(Transcript entries for document pages)
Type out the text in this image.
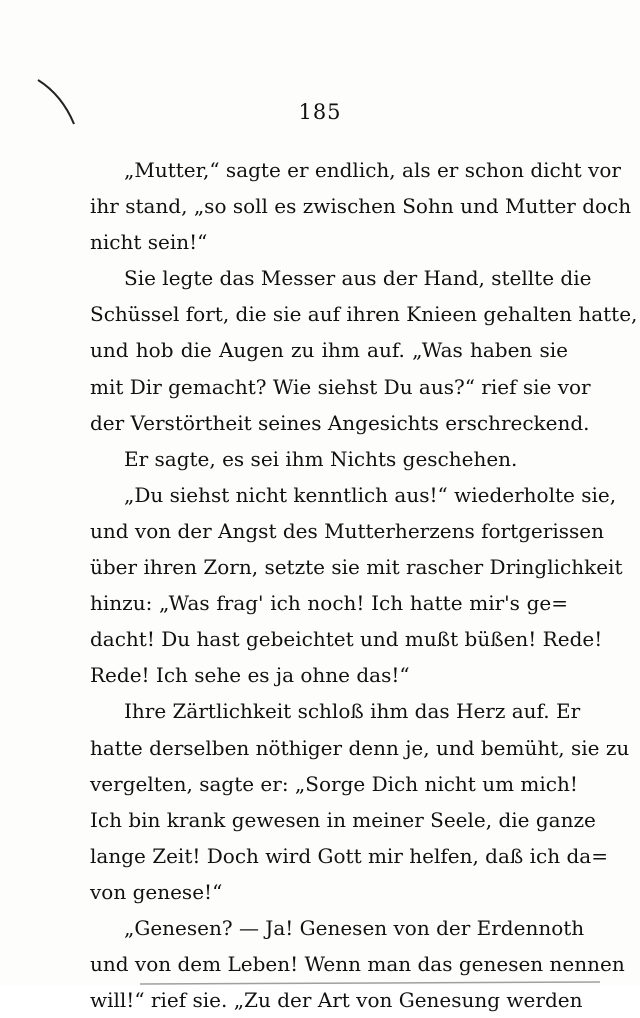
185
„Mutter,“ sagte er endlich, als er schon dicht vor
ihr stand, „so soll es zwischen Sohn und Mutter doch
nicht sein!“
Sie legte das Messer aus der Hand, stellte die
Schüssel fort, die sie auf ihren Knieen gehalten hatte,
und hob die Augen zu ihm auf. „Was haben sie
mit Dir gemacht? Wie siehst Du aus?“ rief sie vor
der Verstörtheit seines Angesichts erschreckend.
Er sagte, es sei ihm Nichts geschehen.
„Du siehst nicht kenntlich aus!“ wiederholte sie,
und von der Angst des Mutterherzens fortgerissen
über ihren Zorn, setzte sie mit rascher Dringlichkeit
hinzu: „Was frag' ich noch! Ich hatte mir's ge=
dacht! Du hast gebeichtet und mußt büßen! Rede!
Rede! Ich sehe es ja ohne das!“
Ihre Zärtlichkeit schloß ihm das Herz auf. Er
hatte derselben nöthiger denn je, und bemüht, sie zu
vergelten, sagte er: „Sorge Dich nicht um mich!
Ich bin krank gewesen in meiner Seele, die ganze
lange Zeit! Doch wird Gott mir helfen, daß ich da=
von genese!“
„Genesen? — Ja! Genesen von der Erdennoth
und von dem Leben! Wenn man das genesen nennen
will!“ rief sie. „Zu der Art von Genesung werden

> [Work instruction] Report, for the data above, every line in which the string "sagte" appears.

> [Response to this task]
„Mutter,“ sagte er endlich, als er schon dicht vor
Er sagte, es sei ihm Nichts geschehen.
vergelten, sagte er: „Sorge Dich nicht um mich!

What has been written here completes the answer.